---------- Dataset entries ----------
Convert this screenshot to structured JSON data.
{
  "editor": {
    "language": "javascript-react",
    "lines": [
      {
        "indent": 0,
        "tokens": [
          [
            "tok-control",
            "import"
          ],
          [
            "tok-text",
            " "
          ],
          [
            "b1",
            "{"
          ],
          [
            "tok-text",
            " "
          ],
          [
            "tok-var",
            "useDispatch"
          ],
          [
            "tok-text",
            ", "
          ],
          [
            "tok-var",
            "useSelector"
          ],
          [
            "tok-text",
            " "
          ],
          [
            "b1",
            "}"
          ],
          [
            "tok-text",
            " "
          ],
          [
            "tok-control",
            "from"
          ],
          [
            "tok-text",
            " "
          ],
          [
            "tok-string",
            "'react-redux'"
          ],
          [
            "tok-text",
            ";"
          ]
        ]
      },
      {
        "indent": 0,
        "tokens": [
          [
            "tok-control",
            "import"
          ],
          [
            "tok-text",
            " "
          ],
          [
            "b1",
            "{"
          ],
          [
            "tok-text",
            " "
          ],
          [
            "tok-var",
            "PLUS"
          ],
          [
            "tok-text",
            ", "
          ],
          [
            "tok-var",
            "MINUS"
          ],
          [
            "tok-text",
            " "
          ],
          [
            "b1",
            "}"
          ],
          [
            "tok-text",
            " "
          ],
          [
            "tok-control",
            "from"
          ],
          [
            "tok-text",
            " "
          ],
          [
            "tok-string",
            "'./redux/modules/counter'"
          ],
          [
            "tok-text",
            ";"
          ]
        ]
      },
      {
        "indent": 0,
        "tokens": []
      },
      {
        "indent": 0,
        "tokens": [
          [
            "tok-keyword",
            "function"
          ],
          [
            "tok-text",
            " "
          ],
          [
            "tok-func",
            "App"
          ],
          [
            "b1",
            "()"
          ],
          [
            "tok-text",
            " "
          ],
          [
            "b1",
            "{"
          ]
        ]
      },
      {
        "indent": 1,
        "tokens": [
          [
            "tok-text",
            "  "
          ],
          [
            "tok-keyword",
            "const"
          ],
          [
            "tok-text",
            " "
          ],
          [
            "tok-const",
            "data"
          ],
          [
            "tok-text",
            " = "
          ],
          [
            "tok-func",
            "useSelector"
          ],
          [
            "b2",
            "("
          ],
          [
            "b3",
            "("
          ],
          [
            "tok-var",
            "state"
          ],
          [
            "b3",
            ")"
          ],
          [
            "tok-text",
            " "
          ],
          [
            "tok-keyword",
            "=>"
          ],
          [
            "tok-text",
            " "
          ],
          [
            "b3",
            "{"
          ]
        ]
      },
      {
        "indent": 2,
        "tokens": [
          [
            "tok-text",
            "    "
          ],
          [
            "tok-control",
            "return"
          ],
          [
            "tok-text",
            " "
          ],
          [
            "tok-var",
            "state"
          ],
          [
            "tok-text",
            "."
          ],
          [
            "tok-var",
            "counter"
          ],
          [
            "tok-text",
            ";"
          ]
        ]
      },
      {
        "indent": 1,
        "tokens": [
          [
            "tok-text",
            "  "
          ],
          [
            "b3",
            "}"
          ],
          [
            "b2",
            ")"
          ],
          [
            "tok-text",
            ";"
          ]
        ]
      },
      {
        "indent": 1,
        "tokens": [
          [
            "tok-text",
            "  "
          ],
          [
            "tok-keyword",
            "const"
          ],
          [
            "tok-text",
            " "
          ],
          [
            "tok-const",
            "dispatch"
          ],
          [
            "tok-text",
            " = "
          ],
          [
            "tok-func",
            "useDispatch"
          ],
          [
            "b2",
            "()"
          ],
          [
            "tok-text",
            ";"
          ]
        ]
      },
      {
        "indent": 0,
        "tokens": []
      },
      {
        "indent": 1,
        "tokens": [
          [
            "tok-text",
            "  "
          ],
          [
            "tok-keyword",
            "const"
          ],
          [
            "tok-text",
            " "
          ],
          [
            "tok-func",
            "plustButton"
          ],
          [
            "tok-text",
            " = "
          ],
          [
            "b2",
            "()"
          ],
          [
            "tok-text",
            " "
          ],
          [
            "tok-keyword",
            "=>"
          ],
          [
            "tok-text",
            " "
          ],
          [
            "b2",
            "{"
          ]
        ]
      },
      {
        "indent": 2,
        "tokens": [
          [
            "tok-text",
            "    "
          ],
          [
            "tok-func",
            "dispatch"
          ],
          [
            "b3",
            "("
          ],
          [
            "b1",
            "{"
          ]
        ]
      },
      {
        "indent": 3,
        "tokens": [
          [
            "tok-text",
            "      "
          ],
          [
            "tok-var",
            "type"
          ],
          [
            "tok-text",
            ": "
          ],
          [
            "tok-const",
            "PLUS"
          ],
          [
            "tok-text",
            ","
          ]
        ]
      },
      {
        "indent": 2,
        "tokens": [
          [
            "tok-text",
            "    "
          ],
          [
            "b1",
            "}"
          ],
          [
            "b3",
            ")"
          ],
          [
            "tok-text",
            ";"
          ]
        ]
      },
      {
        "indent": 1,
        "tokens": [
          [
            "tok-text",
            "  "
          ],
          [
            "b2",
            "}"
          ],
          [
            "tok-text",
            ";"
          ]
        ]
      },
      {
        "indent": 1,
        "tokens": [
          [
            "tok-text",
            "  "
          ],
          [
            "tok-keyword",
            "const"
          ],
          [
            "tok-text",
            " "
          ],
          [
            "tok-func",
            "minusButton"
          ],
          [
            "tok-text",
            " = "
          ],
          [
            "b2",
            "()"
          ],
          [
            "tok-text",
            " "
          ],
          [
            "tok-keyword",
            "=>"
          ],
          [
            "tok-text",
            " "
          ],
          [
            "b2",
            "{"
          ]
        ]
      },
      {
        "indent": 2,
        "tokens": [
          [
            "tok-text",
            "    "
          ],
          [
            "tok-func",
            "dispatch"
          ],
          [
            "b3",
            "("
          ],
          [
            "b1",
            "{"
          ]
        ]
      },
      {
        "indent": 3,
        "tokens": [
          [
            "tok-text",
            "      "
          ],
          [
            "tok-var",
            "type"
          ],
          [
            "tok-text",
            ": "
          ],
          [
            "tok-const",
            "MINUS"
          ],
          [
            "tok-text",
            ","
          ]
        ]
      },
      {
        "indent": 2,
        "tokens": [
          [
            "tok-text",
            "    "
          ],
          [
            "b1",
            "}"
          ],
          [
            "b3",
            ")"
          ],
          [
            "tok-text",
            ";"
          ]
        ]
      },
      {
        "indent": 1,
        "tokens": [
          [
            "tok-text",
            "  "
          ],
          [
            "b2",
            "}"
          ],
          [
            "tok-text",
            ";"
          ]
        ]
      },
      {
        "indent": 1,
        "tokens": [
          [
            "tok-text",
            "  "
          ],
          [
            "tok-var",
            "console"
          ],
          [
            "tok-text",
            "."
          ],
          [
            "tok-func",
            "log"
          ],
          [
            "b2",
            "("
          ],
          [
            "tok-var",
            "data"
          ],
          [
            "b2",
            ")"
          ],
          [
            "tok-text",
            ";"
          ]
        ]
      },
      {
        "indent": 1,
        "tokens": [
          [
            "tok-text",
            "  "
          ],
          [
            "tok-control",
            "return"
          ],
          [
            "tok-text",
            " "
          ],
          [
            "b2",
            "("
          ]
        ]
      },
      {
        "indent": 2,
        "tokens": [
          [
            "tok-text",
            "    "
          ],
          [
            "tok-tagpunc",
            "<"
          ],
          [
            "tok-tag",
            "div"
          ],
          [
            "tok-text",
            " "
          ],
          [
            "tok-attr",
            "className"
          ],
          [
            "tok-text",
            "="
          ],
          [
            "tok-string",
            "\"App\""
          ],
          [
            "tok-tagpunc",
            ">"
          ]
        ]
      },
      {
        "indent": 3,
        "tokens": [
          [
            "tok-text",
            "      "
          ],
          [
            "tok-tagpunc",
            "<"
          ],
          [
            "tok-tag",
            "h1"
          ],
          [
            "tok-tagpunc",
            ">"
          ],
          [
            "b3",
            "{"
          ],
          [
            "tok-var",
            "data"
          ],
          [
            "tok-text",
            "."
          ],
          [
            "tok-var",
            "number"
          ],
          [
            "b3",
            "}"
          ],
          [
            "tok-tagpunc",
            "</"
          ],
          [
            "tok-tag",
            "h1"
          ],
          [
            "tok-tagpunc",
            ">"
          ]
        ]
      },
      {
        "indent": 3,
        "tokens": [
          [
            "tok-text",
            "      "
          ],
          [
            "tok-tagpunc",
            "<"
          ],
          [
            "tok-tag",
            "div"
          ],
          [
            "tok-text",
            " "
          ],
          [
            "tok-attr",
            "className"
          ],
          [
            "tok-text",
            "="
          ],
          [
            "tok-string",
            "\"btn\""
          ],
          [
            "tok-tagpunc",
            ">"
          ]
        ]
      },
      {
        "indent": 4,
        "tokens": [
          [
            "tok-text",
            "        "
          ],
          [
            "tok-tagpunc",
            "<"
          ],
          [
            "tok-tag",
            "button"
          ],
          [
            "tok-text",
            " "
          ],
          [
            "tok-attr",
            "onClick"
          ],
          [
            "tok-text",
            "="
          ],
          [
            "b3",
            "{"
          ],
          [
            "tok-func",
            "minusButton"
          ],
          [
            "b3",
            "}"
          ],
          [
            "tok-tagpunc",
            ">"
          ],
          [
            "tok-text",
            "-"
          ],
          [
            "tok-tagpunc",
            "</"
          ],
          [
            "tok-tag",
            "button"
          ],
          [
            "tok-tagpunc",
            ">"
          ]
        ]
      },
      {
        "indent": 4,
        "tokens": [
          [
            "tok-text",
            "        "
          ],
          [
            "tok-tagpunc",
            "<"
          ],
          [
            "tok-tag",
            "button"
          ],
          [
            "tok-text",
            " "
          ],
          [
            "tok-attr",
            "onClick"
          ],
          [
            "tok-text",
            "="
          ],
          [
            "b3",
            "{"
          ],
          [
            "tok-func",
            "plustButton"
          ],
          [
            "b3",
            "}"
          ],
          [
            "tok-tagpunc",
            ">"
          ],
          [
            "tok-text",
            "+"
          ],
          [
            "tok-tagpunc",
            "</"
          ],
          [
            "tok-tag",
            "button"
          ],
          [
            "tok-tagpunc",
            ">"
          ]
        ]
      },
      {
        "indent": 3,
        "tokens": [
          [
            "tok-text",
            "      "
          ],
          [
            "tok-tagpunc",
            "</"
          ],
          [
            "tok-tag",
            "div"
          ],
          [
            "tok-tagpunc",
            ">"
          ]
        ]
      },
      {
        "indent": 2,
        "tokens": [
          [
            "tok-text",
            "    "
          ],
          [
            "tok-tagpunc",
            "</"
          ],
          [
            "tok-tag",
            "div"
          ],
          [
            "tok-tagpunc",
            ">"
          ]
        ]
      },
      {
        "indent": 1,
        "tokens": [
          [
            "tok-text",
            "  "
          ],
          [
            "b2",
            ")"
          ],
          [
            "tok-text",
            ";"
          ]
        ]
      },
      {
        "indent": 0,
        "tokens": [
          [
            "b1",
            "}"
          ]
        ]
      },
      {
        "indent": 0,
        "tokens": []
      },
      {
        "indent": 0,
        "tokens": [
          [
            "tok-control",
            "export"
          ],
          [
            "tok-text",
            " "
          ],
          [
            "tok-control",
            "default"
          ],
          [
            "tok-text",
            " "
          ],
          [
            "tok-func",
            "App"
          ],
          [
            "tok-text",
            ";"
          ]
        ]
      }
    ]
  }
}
----------
**Exercise brief**
Search the data above for the string "react" and return every line that has it.

**Reply to the exercise**
    "language": "javascript-react",
            "'react-redux'"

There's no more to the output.